Work to be completed: Select, from the material below, each line with "mais" in it.
--- START OF Dataset excerpts ---
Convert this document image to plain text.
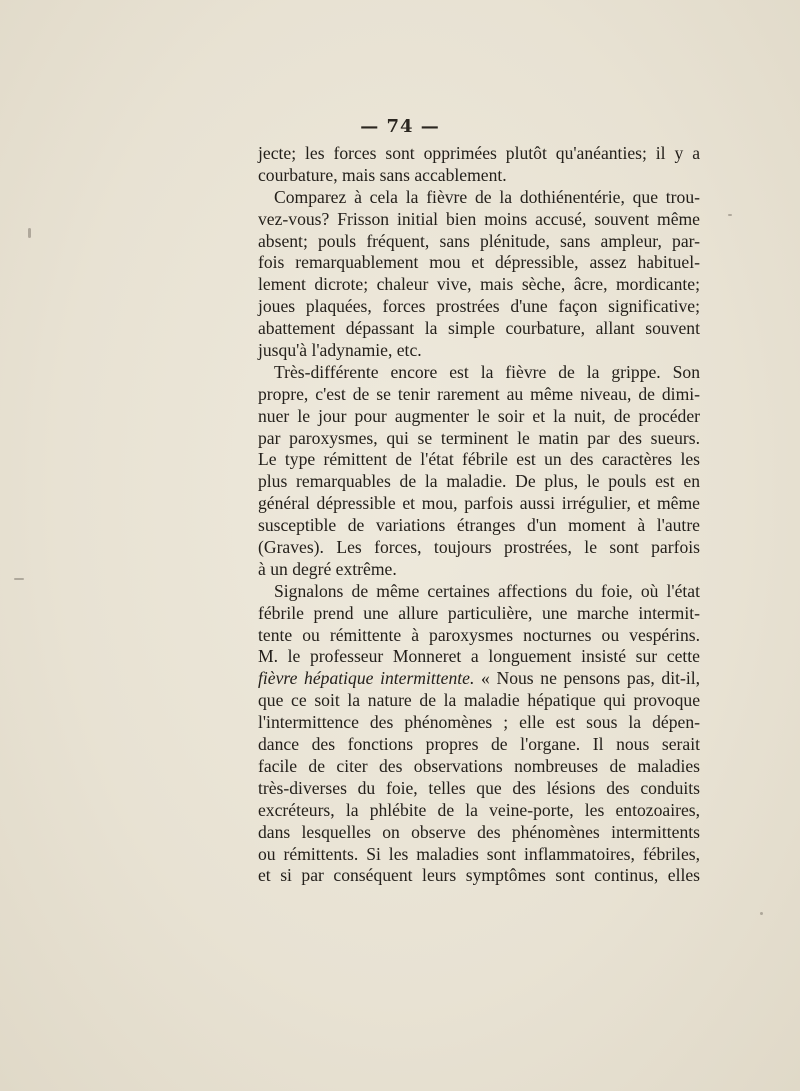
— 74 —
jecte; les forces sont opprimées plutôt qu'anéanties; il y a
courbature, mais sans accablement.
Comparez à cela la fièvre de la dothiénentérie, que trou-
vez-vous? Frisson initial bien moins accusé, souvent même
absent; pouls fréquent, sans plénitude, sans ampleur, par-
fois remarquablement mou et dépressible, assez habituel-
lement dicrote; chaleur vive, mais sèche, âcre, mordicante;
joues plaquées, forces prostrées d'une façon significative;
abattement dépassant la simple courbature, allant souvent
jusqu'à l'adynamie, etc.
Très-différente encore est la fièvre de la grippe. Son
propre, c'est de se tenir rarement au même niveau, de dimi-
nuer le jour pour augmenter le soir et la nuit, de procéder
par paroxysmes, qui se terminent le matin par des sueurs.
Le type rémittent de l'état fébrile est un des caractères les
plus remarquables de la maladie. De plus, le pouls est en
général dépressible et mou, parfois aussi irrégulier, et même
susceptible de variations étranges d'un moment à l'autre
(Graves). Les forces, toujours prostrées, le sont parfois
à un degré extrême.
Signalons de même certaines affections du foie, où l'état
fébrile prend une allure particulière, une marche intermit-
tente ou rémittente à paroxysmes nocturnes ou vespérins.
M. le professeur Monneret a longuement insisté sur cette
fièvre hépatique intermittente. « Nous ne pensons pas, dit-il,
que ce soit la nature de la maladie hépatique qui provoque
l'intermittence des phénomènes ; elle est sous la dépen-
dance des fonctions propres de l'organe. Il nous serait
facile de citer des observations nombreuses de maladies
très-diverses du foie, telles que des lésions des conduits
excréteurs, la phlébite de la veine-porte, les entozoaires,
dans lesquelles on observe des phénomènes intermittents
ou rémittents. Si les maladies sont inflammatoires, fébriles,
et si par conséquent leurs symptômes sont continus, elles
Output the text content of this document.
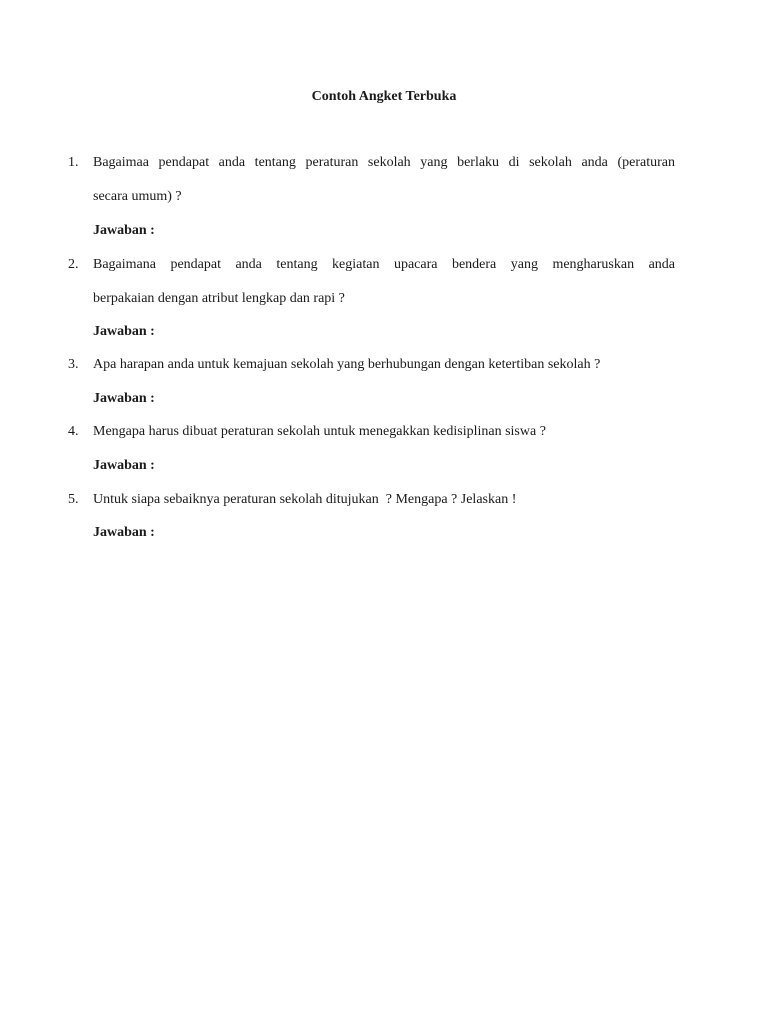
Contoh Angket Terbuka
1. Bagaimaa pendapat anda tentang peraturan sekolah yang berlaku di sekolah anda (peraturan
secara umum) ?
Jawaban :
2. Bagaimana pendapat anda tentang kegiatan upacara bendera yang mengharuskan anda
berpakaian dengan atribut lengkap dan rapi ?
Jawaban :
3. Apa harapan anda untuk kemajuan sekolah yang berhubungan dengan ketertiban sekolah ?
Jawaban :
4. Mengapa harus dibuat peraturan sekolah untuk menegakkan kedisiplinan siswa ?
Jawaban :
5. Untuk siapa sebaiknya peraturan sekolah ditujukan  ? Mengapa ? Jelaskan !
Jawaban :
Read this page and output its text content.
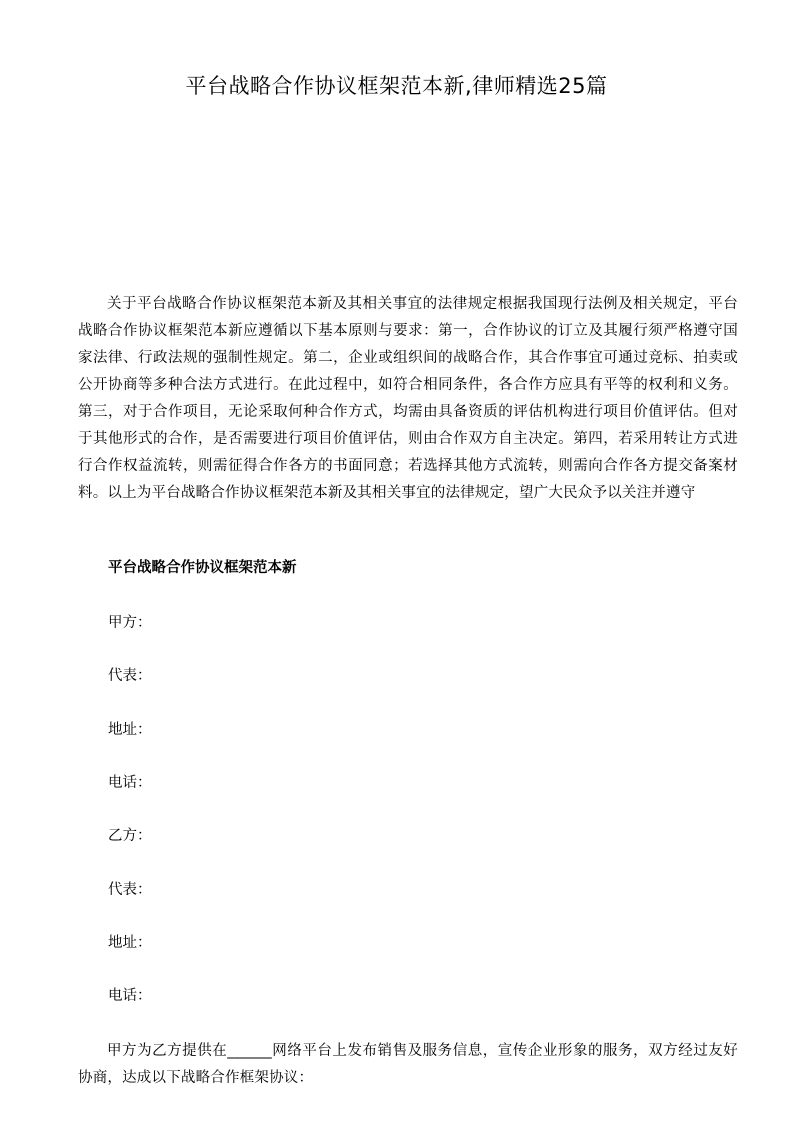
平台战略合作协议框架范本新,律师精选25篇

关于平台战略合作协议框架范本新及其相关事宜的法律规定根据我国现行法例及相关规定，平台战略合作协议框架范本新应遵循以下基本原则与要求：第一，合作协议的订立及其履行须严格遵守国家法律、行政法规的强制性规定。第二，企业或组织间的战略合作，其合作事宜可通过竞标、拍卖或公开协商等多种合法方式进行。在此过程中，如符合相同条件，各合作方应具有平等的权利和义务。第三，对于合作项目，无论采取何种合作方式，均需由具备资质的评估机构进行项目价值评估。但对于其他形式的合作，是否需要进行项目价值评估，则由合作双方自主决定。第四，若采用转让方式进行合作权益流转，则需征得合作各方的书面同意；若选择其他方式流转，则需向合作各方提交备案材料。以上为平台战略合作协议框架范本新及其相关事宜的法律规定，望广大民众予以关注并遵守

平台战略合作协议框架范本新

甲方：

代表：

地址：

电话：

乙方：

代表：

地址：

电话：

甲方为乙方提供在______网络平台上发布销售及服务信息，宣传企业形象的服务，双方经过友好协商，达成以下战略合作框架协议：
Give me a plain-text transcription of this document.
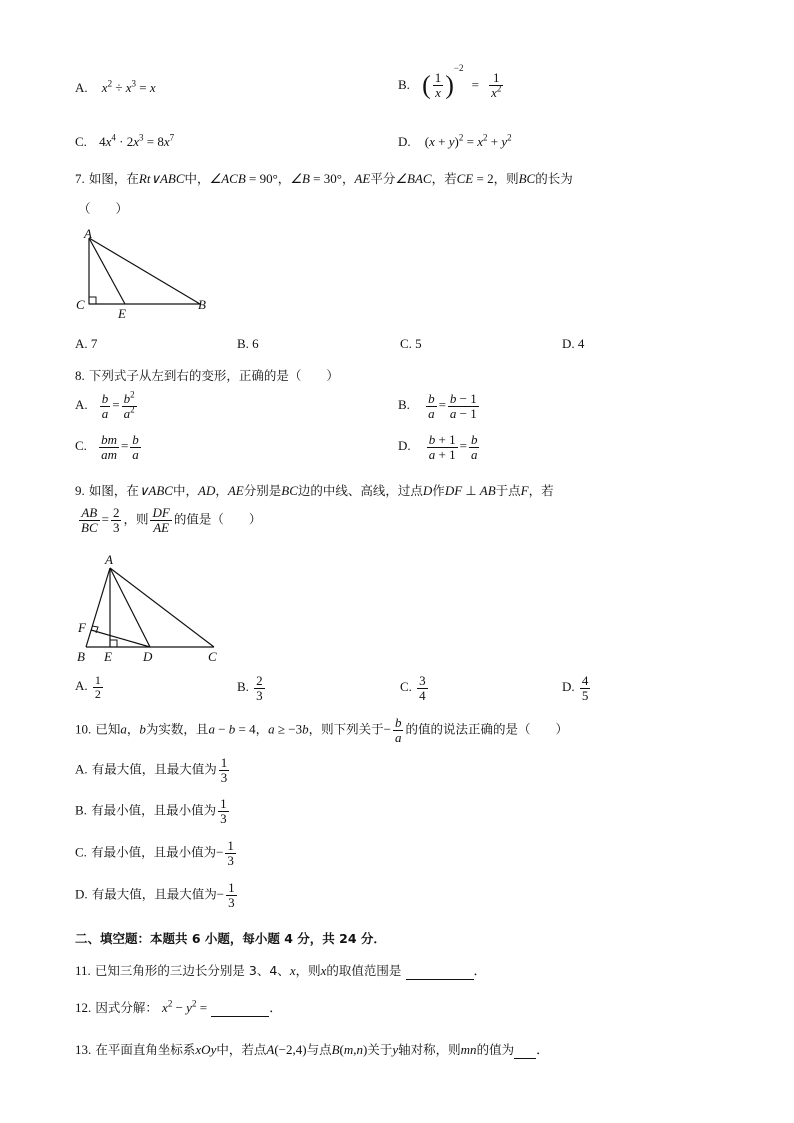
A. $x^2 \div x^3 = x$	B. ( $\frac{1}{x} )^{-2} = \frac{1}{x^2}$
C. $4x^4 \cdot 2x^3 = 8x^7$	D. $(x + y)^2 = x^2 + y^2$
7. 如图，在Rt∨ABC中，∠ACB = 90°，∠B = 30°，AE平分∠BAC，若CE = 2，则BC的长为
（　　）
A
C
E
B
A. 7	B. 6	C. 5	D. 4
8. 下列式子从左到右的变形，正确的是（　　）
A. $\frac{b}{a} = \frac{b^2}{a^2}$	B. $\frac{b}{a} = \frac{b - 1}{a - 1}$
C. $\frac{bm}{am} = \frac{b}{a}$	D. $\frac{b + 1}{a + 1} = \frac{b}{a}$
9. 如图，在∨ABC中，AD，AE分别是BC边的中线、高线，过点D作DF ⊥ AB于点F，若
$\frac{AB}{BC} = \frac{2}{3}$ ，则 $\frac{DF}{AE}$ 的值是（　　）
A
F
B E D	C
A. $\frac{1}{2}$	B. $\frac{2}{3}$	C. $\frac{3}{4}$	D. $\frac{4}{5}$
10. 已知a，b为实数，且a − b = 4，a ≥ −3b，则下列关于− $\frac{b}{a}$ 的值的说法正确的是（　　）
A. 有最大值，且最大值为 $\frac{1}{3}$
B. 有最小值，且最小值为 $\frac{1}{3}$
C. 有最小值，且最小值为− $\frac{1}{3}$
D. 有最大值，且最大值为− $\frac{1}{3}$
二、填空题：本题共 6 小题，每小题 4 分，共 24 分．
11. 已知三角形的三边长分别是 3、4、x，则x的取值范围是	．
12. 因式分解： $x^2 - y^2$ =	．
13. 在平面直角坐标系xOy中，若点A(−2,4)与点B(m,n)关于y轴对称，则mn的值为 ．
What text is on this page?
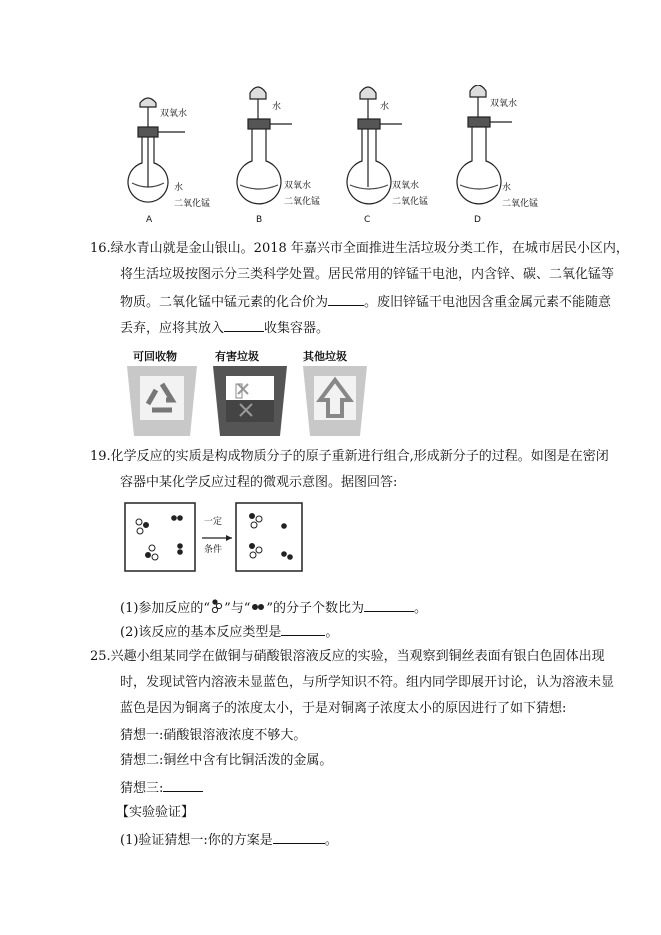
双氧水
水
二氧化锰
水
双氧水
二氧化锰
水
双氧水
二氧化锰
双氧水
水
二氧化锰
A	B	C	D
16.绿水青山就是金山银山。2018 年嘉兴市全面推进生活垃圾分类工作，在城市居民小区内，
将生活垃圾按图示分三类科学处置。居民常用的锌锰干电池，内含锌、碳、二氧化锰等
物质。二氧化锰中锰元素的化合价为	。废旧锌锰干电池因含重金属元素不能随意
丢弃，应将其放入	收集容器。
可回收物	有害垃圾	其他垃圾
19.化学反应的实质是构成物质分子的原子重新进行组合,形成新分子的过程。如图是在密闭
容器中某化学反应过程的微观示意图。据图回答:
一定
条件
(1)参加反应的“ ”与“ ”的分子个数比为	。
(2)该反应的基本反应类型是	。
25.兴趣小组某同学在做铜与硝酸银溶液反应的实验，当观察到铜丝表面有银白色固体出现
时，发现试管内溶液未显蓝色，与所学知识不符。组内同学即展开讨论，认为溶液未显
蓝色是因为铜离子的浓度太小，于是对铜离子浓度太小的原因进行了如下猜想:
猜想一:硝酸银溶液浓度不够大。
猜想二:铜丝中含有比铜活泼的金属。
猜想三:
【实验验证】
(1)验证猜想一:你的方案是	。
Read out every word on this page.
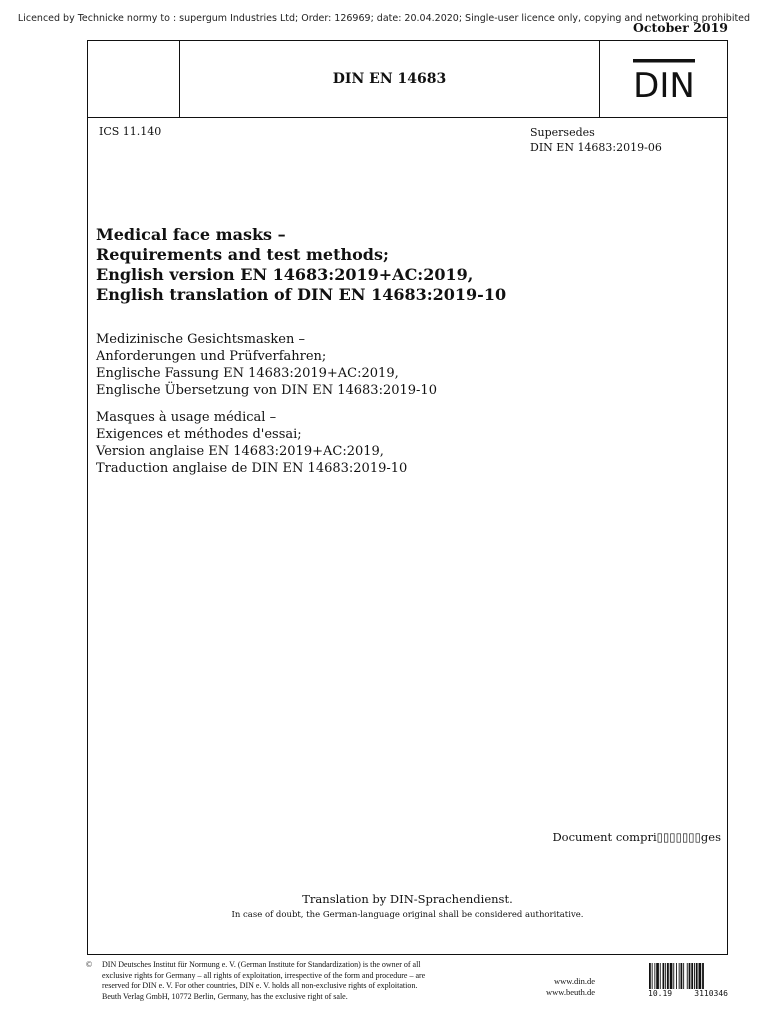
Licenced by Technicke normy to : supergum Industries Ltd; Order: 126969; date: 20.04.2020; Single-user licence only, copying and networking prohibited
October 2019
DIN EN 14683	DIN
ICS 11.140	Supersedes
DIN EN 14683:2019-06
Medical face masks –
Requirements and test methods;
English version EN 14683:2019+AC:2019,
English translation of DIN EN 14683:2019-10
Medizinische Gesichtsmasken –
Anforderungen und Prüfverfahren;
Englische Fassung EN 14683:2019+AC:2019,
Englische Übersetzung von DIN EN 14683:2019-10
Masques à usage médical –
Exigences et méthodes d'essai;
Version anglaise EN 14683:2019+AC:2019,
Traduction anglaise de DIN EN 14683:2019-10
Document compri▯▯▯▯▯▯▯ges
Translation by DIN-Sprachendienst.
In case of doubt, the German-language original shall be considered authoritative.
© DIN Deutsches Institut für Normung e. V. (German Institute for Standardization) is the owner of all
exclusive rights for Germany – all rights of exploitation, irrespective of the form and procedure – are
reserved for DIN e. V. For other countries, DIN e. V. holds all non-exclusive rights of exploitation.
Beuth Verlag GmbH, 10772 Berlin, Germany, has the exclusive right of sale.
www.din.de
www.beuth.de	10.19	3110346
--- END OF Dataset excerpts ---
Answer for this exercise:
courbature, mais sans accablement.
lement dicrote; chaleur vive, mais sèche, âcre, mordicante;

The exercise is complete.